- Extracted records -
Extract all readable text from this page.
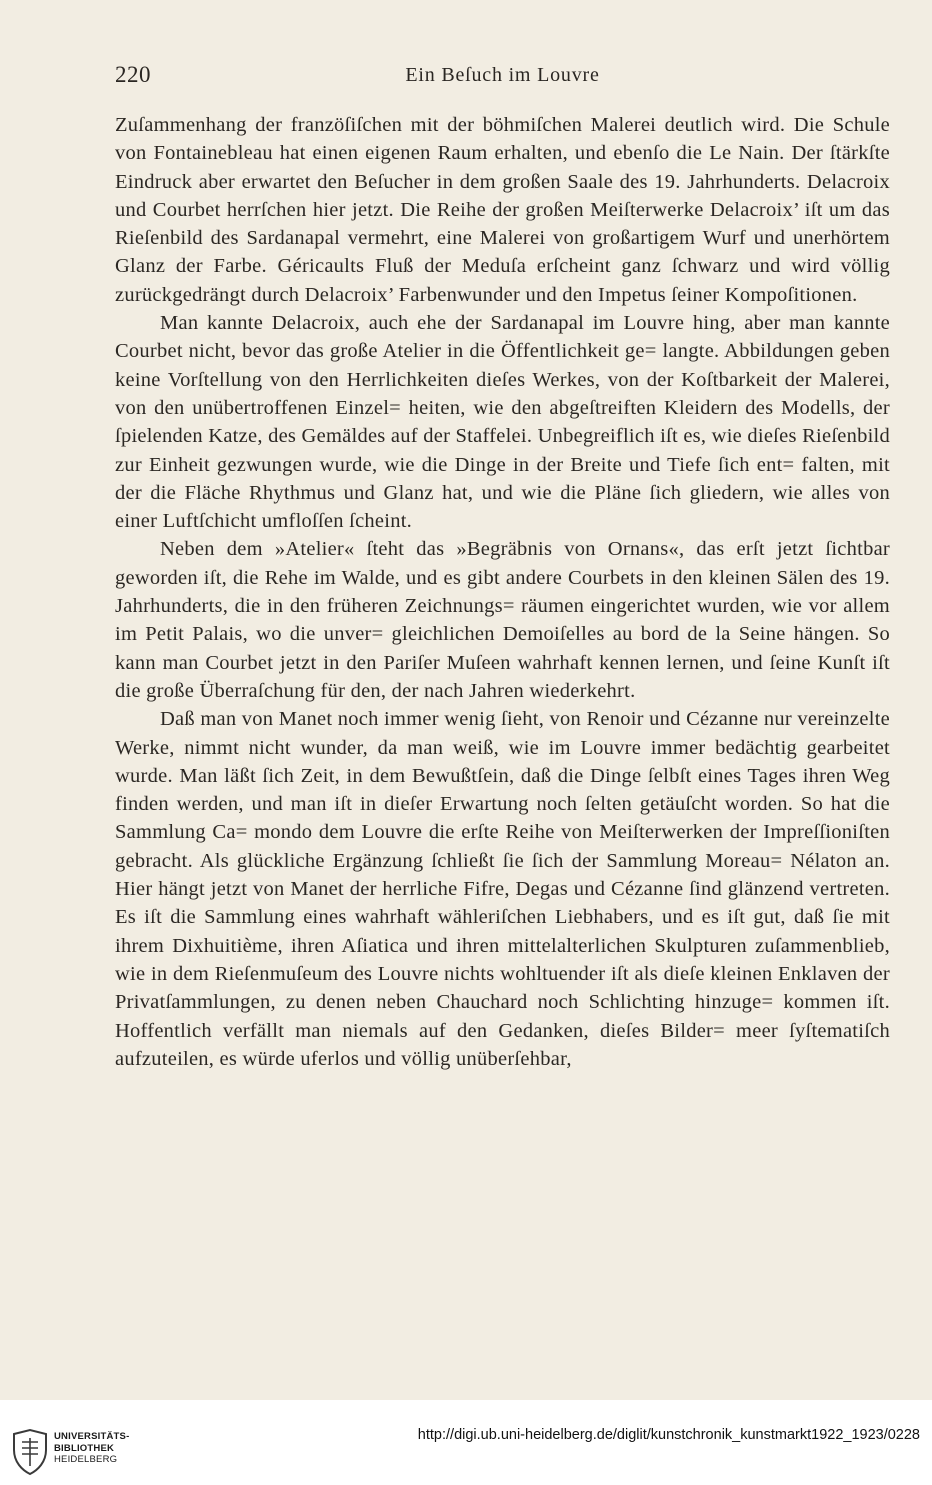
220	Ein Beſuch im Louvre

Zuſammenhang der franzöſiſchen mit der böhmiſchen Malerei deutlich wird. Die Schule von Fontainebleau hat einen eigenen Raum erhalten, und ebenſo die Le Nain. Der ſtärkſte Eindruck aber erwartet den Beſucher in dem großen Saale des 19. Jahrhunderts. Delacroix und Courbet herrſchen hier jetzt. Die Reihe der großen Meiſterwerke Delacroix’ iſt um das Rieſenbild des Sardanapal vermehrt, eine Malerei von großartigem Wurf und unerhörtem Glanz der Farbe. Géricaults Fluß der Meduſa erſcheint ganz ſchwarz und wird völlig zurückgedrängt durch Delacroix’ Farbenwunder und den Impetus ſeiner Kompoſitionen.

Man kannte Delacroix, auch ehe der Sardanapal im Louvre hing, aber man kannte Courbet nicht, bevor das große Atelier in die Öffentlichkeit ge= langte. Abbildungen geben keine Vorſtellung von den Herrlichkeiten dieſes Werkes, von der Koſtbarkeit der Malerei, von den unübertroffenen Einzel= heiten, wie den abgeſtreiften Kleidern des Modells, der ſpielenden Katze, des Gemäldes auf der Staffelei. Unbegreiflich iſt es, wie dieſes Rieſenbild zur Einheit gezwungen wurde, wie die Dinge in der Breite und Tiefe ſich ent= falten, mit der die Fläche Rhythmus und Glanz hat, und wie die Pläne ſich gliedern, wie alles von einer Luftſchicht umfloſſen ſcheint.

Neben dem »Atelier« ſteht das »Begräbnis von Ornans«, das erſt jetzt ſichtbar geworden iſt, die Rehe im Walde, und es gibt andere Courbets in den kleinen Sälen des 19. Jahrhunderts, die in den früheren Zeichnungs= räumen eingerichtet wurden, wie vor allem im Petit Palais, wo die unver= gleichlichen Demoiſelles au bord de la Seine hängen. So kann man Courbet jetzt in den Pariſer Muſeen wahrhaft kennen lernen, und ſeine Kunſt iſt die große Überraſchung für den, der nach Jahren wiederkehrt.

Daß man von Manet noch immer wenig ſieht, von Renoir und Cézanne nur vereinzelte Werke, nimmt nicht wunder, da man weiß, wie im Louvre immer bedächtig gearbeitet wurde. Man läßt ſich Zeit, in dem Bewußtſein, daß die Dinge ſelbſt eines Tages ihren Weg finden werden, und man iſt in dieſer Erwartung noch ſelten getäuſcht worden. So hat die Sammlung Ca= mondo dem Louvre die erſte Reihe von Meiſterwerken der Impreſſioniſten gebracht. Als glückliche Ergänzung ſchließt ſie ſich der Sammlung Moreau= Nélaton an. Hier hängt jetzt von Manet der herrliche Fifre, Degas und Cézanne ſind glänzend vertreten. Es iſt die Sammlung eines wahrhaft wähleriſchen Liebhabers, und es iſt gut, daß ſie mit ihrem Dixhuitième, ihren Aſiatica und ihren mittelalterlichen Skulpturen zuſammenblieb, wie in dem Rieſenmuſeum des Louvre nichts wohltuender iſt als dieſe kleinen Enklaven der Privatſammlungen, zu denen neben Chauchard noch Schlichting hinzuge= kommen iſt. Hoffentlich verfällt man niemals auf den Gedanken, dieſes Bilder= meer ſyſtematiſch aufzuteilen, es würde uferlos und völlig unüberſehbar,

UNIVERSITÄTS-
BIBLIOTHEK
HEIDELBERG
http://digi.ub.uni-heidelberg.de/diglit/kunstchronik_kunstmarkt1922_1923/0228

- What is required -
Reproduce each line of the material containing the word "Sardanapal".

- Result below -
Zuſammenhang der franzöſiſchen mit der böhmiſchen Malerei deutlich wird. Die Schule von Fontainebleau hat einen eigenen Raum erhalten, und ebenſo die Le Nain. Der ſtärkſte Eindruck aber erwartet den Beſucher in dem großen Saale des 19. Jahrhunderts. Delacroix und Courbet herrſchen hier jetzt. Die Reihe der großen Meiſterwerke Delacroix’ iſt um das Rieſenbild des Sardanapal vermehrt, eine Malerei von großartigem Wurf und unerhörtem Glanz der Farbe. Géricaults Fluß der Meduſa erſcheint ganz ſchwarz und wird völlig zurückgedrängt durch Delacroix’ Farbenwunder und den Impetus ſeiner Kompoſitionen.
Man kannte Delacroix, auch ehe der Sardanapal im Louvre hing, aber man kannte Courbet nicht, bevor das große Atelier in die Öffentlichkeit ge= langte. Abbildungen geben keine Vorſtellung von den Herrlichkeiten dieſes Werkes, von der Koſtbarkeit der Malerei, von den unübertroffenen Einzel= heiten, wie den abgeſtreiften Kleidern des Modells, der ſpielenden Katze, des Gemäldes auf der Staffelei. Unbegreiflich iſt es, wie dieſes Rieſenbild zur Einheit gezwungen wurde, wie die Dinge in der Breite und Tiefe ſich ent= falten, mit der die Fläche Rhythmus und Glanz hat, und wie die Pläne ſich gliedern, wie alles von einer Luftſchicht umfloſſen ſcheint.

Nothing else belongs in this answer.